▸ **Dataset rows**:
-*-
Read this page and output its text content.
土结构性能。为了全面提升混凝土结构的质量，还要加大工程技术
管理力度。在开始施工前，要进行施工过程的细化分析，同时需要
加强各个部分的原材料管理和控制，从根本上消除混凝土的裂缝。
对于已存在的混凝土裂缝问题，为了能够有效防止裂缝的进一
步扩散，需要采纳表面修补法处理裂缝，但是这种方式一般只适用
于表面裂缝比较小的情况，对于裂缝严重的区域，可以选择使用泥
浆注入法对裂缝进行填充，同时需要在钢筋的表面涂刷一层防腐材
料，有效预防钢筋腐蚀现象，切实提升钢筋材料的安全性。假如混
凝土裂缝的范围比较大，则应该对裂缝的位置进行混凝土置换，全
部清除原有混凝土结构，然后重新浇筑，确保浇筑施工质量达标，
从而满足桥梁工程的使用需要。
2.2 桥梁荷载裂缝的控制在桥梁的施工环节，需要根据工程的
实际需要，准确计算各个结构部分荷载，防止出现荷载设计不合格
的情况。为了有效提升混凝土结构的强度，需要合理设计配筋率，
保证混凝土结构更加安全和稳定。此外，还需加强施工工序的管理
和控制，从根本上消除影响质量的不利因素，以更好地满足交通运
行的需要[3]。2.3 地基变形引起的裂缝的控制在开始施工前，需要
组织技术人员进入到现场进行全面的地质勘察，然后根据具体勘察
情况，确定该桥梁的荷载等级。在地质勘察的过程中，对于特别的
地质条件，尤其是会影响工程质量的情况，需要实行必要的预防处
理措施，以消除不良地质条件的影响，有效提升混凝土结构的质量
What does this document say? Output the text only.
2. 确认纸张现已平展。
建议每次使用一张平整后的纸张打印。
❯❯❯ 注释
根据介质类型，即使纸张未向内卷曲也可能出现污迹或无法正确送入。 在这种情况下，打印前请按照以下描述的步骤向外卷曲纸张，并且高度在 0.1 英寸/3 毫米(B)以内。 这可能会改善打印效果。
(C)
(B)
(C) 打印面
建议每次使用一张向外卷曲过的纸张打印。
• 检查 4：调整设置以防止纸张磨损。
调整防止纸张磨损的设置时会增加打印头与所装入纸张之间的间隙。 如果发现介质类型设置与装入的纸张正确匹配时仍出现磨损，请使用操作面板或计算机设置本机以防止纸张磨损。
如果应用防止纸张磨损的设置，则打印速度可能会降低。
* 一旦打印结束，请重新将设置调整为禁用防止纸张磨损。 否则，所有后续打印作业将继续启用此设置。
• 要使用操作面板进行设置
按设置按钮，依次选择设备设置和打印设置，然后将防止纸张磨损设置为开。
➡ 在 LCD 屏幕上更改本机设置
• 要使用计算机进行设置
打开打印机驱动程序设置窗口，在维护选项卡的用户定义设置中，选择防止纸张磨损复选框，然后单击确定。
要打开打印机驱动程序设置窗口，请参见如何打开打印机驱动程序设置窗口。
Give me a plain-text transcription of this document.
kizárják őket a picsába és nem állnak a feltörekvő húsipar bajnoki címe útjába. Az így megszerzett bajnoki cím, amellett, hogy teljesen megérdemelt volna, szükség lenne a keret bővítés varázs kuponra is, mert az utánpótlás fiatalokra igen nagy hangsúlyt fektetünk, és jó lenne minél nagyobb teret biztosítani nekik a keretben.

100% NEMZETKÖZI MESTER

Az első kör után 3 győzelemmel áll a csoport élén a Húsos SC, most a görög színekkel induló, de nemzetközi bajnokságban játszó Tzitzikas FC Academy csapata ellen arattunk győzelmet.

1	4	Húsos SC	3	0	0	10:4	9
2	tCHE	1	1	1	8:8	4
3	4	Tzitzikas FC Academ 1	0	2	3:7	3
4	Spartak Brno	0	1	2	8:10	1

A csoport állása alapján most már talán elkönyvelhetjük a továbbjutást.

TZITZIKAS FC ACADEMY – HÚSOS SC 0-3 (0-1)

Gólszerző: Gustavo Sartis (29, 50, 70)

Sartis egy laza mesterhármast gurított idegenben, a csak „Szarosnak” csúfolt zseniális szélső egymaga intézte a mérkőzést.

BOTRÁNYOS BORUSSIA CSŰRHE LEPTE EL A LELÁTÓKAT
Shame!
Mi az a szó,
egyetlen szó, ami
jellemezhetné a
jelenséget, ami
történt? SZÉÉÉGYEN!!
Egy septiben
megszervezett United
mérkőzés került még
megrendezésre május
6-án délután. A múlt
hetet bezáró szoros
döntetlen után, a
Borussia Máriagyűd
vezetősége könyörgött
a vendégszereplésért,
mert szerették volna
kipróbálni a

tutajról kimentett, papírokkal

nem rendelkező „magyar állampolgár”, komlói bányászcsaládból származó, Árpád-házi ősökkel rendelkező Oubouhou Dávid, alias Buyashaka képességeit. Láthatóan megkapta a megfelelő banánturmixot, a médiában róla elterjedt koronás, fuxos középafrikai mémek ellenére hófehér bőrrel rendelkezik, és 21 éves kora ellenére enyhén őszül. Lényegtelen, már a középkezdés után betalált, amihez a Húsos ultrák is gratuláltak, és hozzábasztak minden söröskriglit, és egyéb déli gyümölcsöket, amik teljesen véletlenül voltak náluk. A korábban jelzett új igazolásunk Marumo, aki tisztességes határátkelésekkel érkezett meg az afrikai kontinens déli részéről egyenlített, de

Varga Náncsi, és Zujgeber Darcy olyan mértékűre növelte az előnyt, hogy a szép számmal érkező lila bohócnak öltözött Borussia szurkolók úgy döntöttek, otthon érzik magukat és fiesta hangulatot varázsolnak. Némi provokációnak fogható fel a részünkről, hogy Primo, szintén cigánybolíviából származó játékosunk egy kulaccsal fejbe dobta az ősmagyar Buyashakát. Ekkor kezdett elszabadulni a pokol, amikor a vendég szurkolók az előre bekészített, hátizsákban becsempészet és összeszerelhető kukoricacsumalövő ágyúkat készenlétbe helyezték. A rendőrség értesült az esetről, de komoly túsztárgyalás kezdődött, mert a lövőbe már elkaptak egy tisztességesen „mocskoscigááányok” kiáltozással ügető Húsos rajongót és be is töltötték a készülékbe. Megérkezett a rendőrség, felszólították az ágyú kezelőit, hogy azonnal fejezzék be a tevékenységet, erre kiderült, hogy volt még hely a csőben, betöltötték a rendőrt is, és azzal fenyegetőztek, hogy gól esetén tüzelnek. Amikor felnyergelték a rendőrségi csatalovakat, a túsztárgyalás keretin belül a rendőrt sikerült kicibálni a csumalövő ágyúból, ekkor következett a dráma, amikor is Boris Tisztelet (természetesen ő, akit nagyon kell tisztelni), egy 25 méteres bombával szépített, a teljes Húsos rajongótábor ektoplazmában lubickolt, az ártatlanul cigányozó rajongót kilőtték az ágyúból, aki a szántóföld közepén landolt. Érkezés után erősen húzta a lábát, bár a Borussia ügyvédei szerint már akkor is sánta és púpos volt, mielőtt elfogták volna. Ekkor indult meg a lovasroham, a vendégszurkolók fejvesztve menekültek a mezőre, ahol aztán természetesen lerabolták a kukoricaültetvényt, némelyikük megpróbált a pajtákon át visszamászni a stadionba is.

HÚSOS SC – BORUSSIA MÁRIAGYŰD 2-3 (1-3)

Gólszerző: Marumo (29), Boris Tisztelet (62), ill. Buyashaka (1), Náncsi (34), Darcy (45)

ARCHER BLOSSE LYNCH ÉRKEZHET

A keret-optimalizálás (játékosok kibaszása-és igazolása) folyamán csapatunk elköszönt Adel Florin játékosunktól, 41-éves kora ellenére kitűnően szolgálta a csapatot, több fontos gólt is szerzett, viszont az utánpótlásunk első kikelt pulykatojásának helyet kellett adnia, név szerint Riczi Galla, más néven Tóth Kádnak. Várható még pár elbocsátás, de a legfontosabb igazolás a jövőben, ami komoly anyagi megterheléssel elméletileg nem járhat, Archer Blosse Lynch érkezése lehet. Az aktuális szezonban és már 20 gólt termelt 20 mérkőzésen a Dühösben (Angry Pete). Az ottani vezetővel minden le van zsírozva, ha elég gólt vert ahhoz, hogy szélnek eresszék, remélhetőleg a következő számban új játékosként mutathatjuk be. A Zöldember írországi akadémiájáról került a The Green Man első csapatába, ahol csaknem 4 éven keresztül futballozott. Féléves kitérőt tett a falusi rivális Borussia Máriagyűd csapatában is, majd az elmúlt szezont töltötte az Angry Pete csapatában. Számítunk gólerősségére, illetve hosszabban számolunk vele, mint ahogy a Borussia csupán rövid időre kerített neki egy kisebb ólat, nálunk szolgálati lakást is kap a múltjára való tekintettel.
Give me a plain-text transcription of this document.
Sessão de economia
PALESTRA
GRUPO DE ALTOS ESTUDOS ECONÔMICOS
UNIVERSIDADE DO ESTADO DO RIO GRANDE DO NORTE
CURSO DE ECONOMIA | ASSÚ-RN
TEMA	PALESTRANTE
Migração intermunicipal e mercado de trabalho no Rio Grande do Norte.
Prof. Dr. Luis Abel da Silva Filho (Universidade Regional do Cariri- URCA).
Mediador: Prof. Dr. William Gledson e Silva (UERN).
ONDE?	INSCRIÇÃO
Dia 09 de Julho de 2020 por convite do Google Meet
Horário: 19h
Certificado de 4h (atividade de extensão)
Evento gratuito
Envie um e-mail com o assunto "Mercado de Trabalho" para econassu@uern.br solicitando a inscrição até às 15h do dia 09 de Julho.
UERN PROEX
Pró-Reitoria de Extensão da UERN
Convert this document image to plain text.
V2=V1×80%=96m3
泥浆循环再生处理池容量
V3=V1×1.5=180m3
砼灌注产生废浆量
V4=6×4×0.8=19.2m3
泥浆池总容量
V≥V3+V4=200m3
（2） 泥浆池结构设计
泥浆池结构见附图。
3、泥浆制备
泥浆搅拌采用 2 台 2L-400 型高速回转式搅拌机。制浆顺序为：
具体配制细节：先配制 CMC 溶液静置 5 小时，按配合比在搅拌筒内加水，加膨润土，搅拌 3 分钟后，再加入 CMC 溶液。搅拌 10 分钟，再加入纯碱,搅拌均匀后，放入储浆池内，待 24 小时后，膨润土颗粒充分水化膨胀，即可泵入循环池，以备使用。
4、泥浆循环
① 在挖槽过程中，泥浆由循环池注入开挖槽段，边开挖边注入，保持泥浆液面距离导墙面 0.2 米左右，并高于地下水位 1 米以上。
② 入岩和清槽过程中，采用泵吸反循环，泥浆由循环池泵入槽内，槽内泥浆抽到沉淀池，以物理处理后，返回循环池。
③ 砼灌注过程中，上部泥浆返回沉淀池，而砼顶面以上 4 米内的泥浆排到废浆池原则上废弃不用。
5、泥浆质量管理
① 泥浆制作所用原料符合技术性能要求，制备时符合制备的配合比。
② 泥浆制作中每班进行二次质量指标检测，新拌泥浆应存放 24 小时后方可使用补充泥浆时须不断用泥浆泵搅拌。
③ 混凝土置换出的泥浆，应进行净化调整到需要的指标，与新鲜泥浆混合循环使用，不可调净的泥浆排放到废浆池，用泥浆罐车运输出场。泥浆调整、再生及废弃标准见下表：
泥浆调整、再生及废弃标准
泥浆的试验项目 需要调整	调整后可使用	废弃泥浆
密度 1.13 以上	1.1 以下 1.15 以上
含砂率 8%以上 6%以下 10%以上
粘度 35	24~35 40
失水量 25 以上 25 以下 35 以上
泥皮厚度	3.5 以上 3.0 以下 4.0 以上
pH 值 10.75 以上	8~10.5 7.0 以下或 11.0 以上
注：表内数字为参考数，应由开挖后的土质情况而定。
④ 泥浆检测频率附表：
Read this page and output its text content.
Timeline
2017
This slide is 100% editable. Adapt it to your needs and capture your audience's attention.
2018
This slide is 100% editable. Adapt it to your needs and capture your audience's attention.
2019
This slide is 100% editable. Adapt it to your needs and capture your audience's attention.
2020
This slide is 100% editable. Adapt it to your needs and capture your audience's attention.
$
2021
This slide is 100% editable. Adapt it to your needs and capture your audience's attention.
-*-
▸ **STATED PROBLEM**:
Go through the listing above and locate each line that holds the word "Sartis". Copy those lines.

▸ **OUTPUT**:
Gólszerző: Gustavo Sartis (29, 50, 70)
Sartis egy laza mesterhármast gurított idegenben, a csak „Szarosnak” csúfolt zseniális szélső egymaga intézte a mérkőzést.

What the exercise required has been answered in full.